# [Challenge]
In the data below, find every line that has the string "monthly", and copy it.

-*-*-

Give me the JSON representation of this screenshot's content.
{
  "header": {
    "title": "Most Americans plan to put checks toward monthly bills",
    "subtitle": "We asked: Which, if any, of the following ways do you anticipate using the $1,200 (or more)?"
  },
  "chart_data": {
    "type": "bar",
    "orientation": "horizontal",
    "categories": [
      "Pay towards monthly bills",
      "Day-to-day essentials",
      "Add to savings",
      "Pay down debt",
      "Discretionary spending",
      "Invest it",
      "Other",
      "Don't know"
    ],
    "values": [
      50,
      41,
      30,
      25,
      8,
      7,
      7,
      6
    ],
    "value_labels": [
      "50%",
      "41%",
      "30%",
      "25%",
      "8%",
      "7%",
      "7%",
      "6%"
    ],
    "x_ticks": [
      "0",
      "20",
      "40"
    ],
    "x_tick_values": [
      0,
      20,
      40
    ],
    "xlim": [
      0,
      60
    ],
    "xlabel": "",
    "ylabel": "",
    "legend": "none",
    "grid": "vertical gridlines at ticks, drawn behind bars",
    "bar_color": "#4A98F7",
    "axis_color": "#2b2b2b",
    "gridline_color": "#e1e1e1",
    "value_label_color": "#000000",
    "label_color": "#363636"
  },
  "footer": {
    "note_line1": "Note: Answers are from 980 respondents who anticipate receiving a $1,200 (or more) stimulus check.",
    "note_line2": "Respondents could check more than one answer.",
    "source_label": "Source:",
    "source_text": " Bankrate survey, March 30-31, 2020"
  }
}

-*-*-

# [Solution to the exercise]
    "title": "Most Americans plan to put checks toward monthly bills",
      "Pay towards monthly bills",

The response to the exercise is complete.